### EXERCISE OBJECTIVE:
Write out the records beneath this line exactly as they appear, minus any images.
<<<<
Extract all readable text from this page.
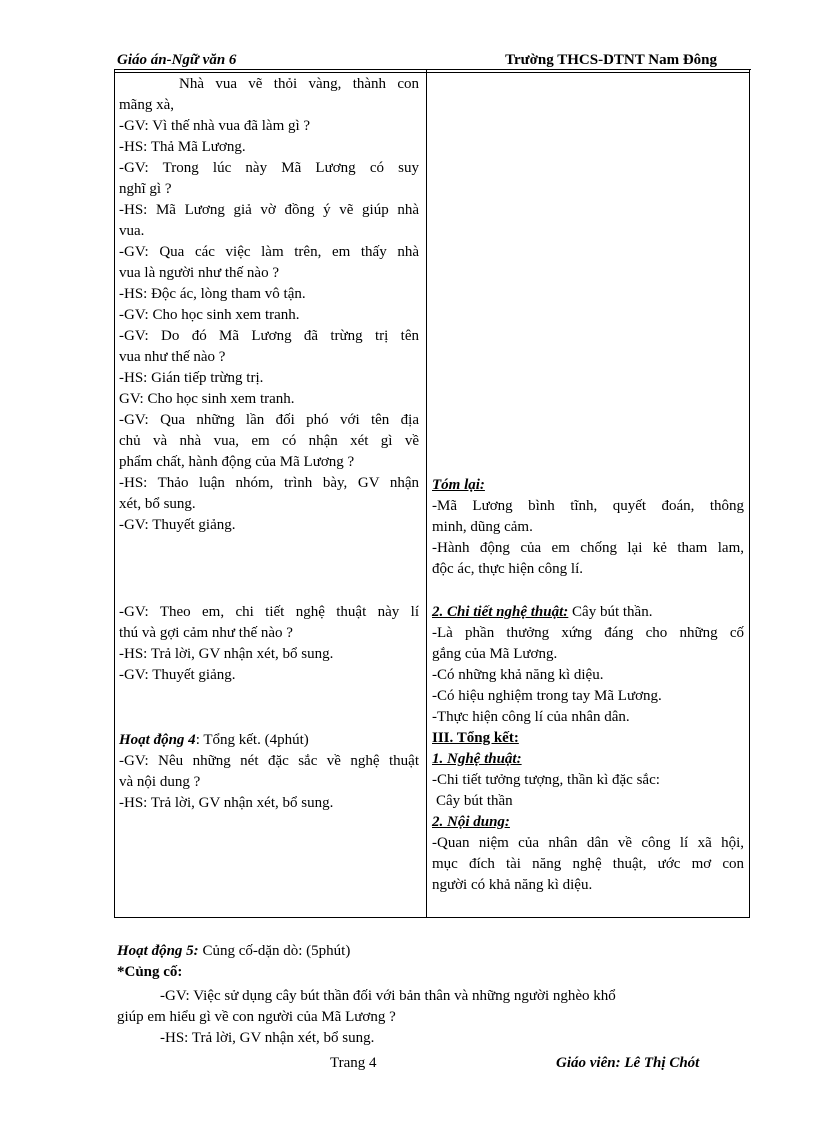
Giáo án-Ngữ văn 6	Trường THCS-DTNT Nam Đông
Nhà vua vẽ thỏi vàng, thành con
mãng xà,
-GV: Vì thế nhà vua đã làm gì ?
-HS: Thả Mã Lương.
-GV: Trong lúc này Mã Lương có suy
nghĩ gì ?
-HS: Mã Lương giả vờ đồng ý vẽ giúp nhà
vua.
-GV: Qua các việc làm trên, em thấy nhà
vua là người như thế nào ?
-HS: Độc ác, lòng tham vô tận.
-GV: Cho học sinh xem tranh.
-GV: Do đó Mã Lương đã trừng trị tên
vua như thế nào ?
-HS: Gián tiếp trừng trị.
GV: Cho học sinh xem tranh.
-GV: Qua những lần đối phó với tên địa
chủ và nhà vua, em có nhận xét gì về
phẩm chất, hành động của Mã Lương ?
-HS: Thảo luận nhóm, trình bày, GV nhận
xét, bổ sung.
-GV: Thuyết giảng.
-GV: Theo em, chi tiết nghệ thuật này lí
thú và gợi cảm như thế nào ?
-HS: Trả lời, GV nhận xét, bổ sung.
-GV: Thuyết giảng.
Hoạt động 4: Tổng kết. (4phút)
-GV: Nêu những nét đặc sắc về nghệ thuật
và nội dung ?
-HS: Trả lời, GV nhận xét, bổ sung.
Tóm lại:
-Mã Lương bình tĩnh, quyết đoán, thông
minh, dũng cảm.
-Hành động của em chống lại kẻ tham lam,
độc ác, thực hiện công lí.
2. Chi tiết nghệ thuật: Cây bút thần.
-Là phần thưởng xứng đáng cho những cố
gắng của Mã Lương.
-Có những khả năng kì diệu.
-Có hiệu nghiệm trong tay Mã Lương.
-Thực hiện công lí của nhân dân.
III. Tổng kết:
1. Nghệ thuật:
-Chi tiết tưởng tượng, thần kì đặc sắc:
Cây bút thần
2. Nội dung:
-Quan niệm của nhân dân về công lí xã hội,
mục đích tài năng nghệ thuật, ước mơ con
người có khả năng kì diệu.
Hoạt động 5: Củng cố-dặn dò: (5phút)
*Củng cố:
-GV: Việc sử dụng cây bút thần đối với bản thân và những người nghèo khổ
giúp em hiểu gì về con người của Mã Lương ?
-HS: Trả lời, GV nhận xét, bổ sung.
Trang 4	Giáo viên: Lê Thị Chót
>>>>
### ANSWER TO THE PROBLEM:
Extract all readable text from this page.
Giáo án-Ngữ văn 6	Trường THCS-DTNT Nam Đông
Nhà vua vẽ thỏi vàng, thành con
mãng xà,
-GV: Vì thế nhà vua đã làm gì ?
-HS: Thả Mã Lương.
-GV: Trong lúc này Mã Lương có suy
nghĩ gì ?
-HS: Mã Lương giả vờ đồng ý vẽ giúp nhà
vua.
-GV: Qua các việc làm trên, em thấy nhà
vua là người như thế nào ?
-HS: Độc ác, lòng tham vô tận.
-GV: Cho học sinh xem tranh.
-GV: Do đó Mã Lương đã trừng trị tên
vua như thế nào ?
-HS: Gián tiếp trừng trị.
GV: Cho học sinh xem tranh.
-GV: Qua những lần đối phó với tên địa
chủ và nhà vua, em có nhận xét gì về
phẩm chất, hành động của Mã Lương ?
-HS: Thảo luận nhóm, trình bày, GV nhận
xét, bổ sung.
-GV: Thuyết giảng.
-GV: Theo em, chi tiết nghệ thuật này lí
thú và gợi cảm như thế nào ?
-HS: Trả lời, GV nhận xét, bổ sung.
-GV: Thuyết giảng.
Hoạt động 4: Tổng kết. (4phút)
-GV: Nêu những nét đặc sắc về nghệ thuật
và nội dung ?
-HS: Trả lời, GV nhận xét, bổ sung.
Tóm lại:
-Mã Lương bình tĩnh, quyết đoán, thông
minh, dũng cảm.
-Hành động của em chống lại kẻ tham lam,
độc ác, thực hiện công lí.
2. Chi tiết nghệ thuật: Cây bút thần.
-Là phần thưởng xứng đáng cho những cố
gắng của Mã Lương.
-Có những khả năng kì diệu.
-Có hiệu nghiệm trong tay Mã Lương.
-Thực hiện công lí của nhân dân.
III. Tổng kết:
1. Nghệ thuật:
-Chi tiết tưởng tượng, thần kì đặc sắc:
Cây bút thần
2. Nội dung:
-Quan niệm của nhân dân về công lí xã hội,
mục đích tài năng nghệ thuật, ước mơ con
người có khả năng kì diệu.
Hoạt động 5: Củng cố-dặn dò: (5phút)
*Củng cố:
-GV: Việc sử dụng cây bút thần đối với bản thân và những người nghèo khổ
giúp em hiểu gì về con người của Mã Lương ?
-HS: Trả lời, GV nhận xét, bổ sung.
Trang 4	Giáo viên: Lê Thị Chót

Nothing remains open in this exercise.